■ To do
Locate the lines where "with" occurs and copy them as they stand.

Records about charts and figures:
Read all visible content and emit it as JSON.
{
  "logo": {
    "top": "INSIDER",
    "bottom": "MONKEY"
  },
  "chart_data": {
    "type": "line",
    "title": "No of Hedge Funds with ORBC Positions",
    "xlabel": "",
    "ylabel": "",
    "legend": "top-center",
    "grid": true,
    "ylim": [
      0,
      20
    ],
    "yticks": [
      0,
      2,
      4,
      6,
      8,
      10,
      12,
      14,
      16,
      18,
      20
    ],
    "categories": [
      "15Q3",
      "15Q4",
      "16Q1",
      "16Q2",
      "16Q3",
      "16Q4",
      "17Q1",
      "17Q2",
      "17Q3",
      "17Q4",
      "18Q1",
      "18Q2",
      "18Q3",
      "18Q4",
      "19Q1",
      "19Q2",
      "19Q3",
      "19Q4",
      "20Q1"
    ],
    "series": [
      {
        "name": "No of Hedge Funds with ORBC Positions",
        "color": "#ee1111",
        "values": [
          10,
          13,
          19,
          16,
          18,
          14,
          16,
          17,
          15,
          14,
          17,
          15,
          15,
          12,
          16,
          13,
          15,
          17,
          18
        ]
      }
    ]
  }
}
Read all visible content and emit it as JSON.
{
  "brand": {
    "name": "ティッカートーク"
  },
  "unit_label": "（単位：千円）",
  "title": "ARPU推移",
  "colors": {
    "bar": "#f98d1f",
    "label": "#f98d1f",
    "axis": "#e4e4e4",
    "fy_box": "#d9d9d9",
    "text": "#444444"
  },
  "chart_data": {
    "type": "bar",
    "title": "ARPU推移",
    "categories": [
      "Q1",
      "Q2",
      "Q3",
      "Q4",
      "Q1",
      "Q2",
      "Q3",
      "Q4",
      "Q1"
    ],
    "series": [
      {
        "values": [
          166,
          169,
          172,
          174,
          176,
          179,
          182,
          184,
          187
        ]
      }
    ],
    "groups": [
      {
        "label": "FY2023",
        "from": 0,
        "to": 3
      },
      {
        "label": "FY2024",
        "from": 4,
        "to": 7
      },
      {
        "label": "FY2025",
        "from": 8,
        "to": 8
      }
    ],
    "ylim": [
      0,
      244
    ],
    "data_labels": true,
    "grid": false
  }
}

■ Answer to this problem
    "title": "No of Hedge Funds with ORBC Positions",
        "name": "No of Hedge Funds with ORBC Positions",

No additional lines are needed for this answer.